Enunciado del ejercicio 1: En las filas, desde la primera hasta la línea que contiene "indicator-value: Количество новых", incluida, sustituye "Подпрограмма 2" por "Подпрограмма 3". Reproduce solo esas líneas, sin ningún otro cambio.
____
Los votos a mano alzada que este domingo allanaron la perpetuidad de Alejandro Moreno al frente del PRI en la Asamblea Nacional, son irrelevantes. El PRI está podrido y hace casi una década se viene desgajando a pedazos. Los gritos de traidores y cínicos con los que “Alito”, como se le conoce, con los cuales quiso acallar las críticas y desviar la atención, no podían aplicarse mejor que a él, que forma parte de la generación priista corrupta en lo moral y lo político que se entregaron al presidente Andrés Manuel López Obrador desde 2019, a espaldas de una militancia que se negaba a aceptar que un nuevo renacimiento nunca llegaría. Ayer se confirmó el enanismo del ensamble de líderes que al apropiarse de la franquicia del PRI lo están enterrando.
El partido se fue vaciando de ideología desde los 80 y de militantes en la segunda década de este siglo. Las decisiones cupulares de las reformas del presidente Enrique Peña Nieto fueron acompañadas por ambiciones personales y descuidos políticos. Peña Nieto endosó el poder en una triada, donde dos de ellos, Luis Videgaray y Miguel Ángel Osorio Chong, el primero que se volvió indispensable por su control operativo e intelectual sobre el presidente y el segundo que se volvió el eterno acompañante y fixer de parrandas semanales hasta las madrugadas, se disputaban la candidatura presidencial.
Les salieron muy bien las reformas estructurales por la complicidad política y económica de las dirigencias del PAN y el PRD en el Pacto por México, un andamiaje cupular cuyos beneficios -donde los hubo-, no fueron explicados a la militancia ni a sus electores. Las elecciones intermedias de 2015 le propiciaron el primer nocaut. Los estados petroleros del Golfo votaron contra el PRI en rechazo a la reforma energética; los estados sureños lo castigaron por la reforma educativa; y en el norte, no les perdonaron la reforma fiscal. La respuesta de Peña Nieto fue seguir en la misma frivolidad e insensibilidad de lo que pasaba en las calles.
____
Enunciado del ejercicio 2: Prosigue el texto sobre la crisis del PRI a partir de su última oración.

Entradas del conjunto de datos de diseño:
____
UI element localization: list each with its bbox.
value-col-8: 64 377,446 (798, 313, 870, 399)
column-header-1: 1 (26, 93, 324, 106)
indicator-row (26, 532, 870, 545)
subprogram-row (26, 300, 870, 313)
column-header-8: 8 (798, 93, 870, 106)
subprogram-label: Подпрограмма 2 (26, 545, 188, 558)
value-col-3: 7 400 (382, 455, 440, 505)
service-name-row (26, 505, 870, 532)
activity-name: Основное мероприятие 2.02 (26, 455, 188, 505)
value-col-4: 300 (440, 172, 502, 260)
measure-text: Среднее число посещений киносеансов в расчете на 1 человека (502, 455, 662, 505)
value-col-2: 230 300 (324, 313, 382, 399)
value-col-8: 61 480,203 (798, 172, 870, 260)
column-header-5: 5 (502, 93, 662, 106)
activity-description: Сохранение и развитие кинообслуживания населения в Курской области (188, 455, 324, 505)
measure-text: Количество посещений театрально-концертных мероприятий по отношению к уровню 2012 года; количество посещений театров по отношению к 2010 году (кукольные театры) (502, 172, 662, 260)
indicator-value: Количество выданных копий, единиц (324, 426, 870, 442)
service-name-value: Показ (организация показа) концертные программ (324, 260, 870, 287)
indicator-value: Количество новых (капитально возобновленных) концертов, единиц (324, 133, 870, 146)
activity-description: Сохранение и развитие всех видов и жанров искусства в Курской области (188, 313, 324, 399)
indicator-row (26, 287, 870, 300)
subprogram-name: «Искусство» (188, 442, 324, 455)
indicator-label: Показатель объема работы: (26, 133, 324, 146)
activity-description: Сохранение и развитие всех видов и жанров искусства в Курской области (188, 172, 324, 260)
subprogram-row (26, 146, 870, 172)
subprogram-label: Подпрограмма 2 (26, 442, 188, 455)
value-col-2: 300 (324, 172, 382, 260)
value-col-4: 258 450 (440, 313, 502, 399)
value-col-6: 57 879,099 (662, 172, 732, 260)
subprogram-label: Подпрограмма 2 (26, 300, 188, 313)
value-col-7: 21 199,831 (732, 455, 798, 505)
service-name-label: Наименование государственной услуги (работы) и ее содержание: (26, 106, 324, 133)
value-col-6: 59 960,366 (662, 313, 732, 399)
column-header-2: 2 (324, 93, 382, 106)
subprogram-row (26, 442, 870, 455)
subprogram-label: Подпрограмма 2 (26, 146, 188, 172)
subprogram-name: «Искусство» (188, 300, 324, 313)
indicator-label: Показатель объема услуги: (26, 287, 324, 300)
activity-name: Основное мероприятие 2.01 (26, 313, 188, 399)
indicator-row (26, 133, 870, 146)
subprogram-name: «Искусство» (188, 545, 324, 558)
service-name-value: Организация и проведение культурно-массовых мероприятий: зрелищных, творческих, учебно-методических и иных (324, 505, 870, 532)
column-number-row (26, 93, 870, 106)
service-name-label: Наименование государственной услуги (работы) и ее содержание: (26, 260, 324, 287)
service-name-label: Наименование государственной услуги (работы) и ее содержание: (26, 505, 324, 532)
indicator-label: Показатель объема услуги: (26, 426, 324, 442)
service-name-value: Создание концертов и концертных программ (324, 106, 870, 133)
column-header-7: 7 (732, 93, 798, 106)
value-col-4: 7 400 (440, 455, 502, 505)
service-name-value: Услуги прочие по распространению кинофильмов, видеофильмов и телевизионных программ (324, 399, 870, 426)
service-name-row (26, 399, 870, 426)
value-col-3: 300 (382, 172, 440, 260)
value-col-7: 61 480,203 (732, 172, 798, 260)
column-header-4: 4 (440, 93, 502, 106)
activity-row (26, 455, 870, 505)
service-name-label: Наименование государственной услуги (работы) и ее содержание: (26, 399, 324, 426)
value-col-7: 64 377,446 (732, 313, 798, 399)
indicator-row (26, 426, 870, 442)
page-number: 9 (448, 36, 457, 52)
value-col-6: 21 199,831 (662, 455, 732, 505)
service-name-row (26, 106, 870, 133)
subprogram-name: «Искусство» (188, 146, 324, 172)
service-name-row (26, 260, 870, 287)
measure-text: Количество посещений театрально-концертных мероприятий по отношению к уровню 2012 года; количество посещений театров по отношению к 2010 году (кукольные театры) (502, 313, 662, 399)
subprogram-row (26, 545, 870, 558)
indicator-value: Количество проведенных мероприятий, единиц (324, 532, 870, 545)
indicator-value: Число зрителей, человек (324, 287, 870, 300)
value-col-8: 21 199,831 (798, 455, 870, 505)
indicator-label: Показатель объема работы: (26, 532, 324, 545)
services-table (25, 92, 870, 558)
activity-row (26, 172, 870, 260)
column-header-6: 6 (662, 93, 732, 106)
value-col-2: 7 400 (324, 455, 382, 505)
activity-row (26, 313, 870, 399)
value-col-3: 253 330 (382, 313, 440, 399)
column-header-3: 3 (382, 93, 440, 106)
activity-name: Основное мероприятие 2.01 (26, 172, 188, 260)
____
Resultado final 1:
UI element localization: list each with its bbox.
value-col-8: 64 377,446 (798, 313, 870, 399)
column-header-1: 1 (26, 93, 324, 106)
indicator-row (26, 532, 870, 545)
subprogram-row (26, 300, 870, 313)
column-header-8: 8 (798, 93, 870, 106)
subprogram-label: Подпрограмма 3 (26, 545, 188, 558)
value-col-3: 7 400 (382, 455, 440, 505)
service-name-row (26, 505, 870, 532)
activity-name: Основное мероприятие 2.02 (26, 455, 188, 505)
value-col-4: 300 (440, 172, 502, 260)
measure-text: Среднее число посещений киносеансов в расчете на 1 человека (502, 455, 662, 505)
value-col-2: 230 300 (324, 313, 382, 399)
value-col-8: 61 480,203 (798, 172, 870, 260)
column-header-5: 5 (502, 93, 662, 106)
activity-description: Сохранение и развитие кинообслуживания населения в Курской области (188, 455, 324, 505)
measure-text: Количество посещений театрально-концертных мероприятий по отношению к уровню 2012 года; количество посещений театров по отношению к 2010 году (кукольные театры) (502, 172, 662, 260)
indicator-value: Количество выданных копий, единиц (324, 426, 870, 442)
service-name-value: Показ (организация показа) концертные программ (324, 260, 870, 287)
indicator-value: Количество новых (капитально возобновленных) концертов, единиц (324, 133, 870, 146)

Resultado final 2:
El segundo nocaut fue en 2016, cuando perdió siete de las 12 gubernaturas en juego, incluidas las de Veracruz, Tamaulipas, Durango y Quintana Roo, donde habían mantenido el poder por casi 90 años. El tercer nocaut fue en 2018, cuando perdieron la elección presidencial, aunque al hartazgo del electorado contra todos los partidos, salvo Morena, tuvo la ayuda traicionera de Peña Nieto para contribuir a la victoria de López Obrador al sacrificar al candidato priista José Antonio Meade, quitándole apoyos y dejando que muriera solo en las urnas, para obtener la impunidad que disfruta en la actualidad.
Para entonces ya no había nocauts sino componendas ratoneras. La más importante, que es lo que metió al PRI en la etapa final de su tobogán, fue en agosto de 2019, cuando eligieron a Moreno como líder nacional del PRI, dejando en el camino a Ivonne Ortega, a quien también traicionó Peña Nieto, por quedar bien con López Obrador. Moreno, que es hechura de un viejo priista, José Murat -cuyo hijo Alejandro, gobernador de Oaxaca, patéticamente se arrimó a pedir migajas a Morena el año pasado-, fue promovido por el gobernador de Chiapas, Manuel Velasco, quien lo llevó con el Presidente a Palacio Nacional.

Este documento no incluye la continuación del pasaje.